● Trecho do texto
1.0 – INTRODUÇÃO
Após a entrada em vigor da Lei 11.689/08, surgiram novas regras para o procedimento do Tribunal do Júri Popular pátrio, as quais promoveram alterações de caráter substancial no nosso processo penal.
Dentre as várias alterações no procedimento do Júri, podemos citar o instituto do desaforamento, objeto de análise neste trabalho. A nova lei acrescentou algumas regras, que não existiam na legislação pre existente, como: “a legitimidade do MP para requerer o desaforamento, suspensão do julgamento pelo relator, distribuição imediata do pedido de desaforamento, desaforamento em virtude do excesso de serviço, incidente de aceleração do julgamento e a possibilidade de desaforamento na pendência de recurso contra a decisão de pronúncia”.
Desse modo, será objeto de analise deste trabalho o desaforamento do Júri, não abrangendo as demais modificações, abordando então suas hipóteses de ocorrência e algumas críticas à sistemática da nova Lei.
2.0- DESAFORAMENTO: CONCEITO E HIPÓTESES DE OCORRÊNCIA
Sabe-se que, em regra, a competência jurisdicional, em matéria penal, será “determinada pelo lugar em que se consumar a infração, ou, no caso de tentativa, pelo lugar em que for praticado o último ato de execução” (inteligência do artigo 70 do Código de Processo Penal). Desse modo, a maioria da doutrina penal estabelece que o réu deva ser julgado no distrito da culpa, ou seja, onde cometer a infração penal. Vejamos o que menciona Júlio Fabbrini Mirabete:
"Em regra, a competência é determinada pelo lugar em que se consumou a infração (art. 70), de modo que o réu deve ser julgado no distrito de sua culpa, ou seja, onde cometeu o delito e a ordem social foi violada”.
Entretanto, em atenção aos artigos 427 e 428 do Código de Processo Penal, frutos das alterações trazidas a êxito pela Lei nº 11.689, de 2008, é possível verificar que essa regra de competência prevista no artigo 70 do CPP não é absoluta.

● Seção de dados
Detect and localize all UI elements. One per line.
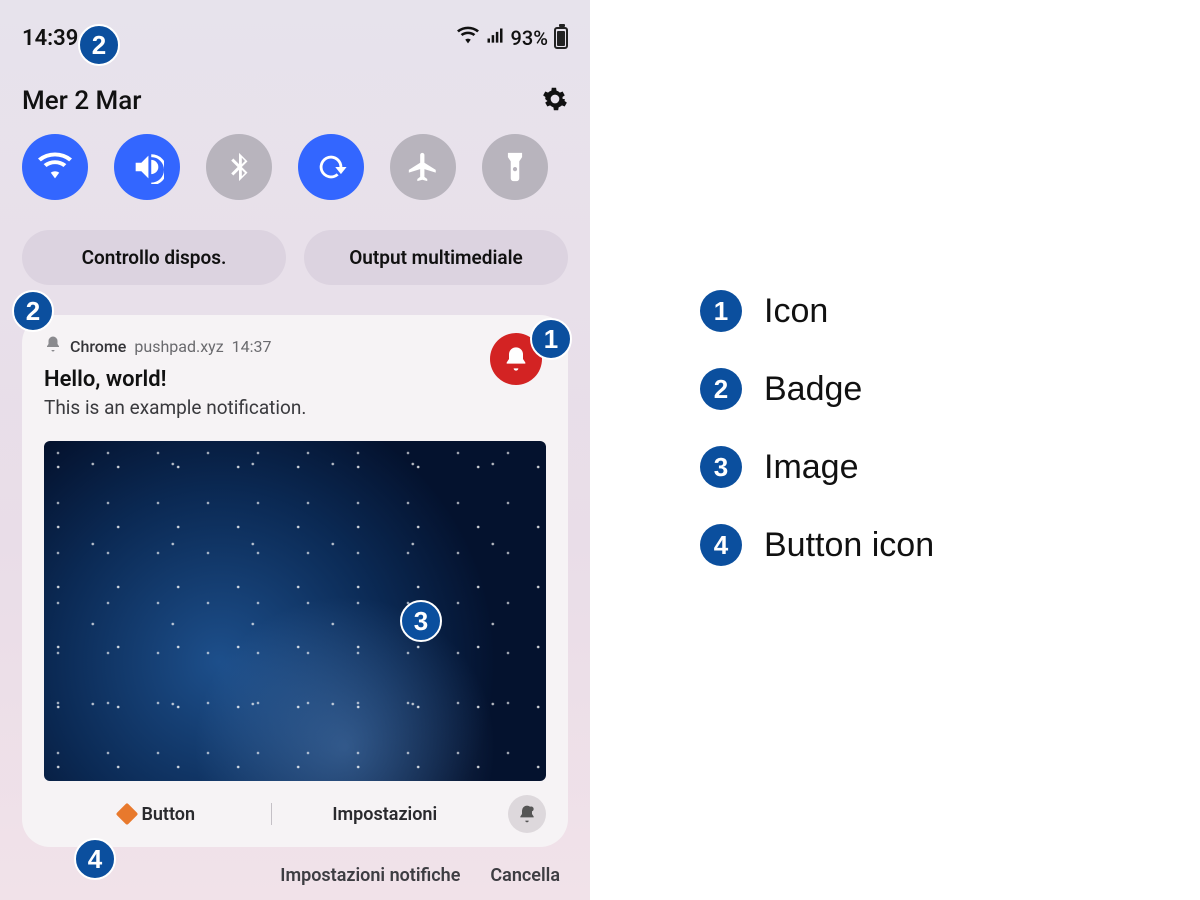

● Tarefas e exercícios
1 - Resuma em duas frases o texto sobre o desaforamento no Tribunal do Júri.
2 - Reescreva em forma de lista o parágrafo do texto sobre o desaforamento que começa com "Dentre as várias alterações", mantendo seus fatos principais.

● Respostas dos exercícios
1 - A Lei 11.689/08 trouxe novas regras para o procedimento do Tribunal do Júri, entre elas alterações no instituto do desaforamento, que é o objeto de análise do trabalho. Embora, em regra, a competência penal seja determinada pelo lugar em que se consumou a infração, conforme o artigo 70 do Código de Processo Penal, os artigos 427 e 428 do mesmo código mostram que essa regra não é absoluta.

2 -
O desaforamento figura entre as alterações no procedimento do Júri e é o objeto de análise do trabalho. A nova lei acrescentou as seguintes regras, inexistentes na legislação anterior:
- legitimidade do MP para requerer o desaforamento;
- suspensão do julgamento pelo relator;
- distribuição imediata do pedido de desaforamento;
- desaforamento em virtude do excesso de serviço;
- incidente de aceleração do julgamento;
- possibilidade de desaforamento na pendência de recurso contra a decisão de pronúncia.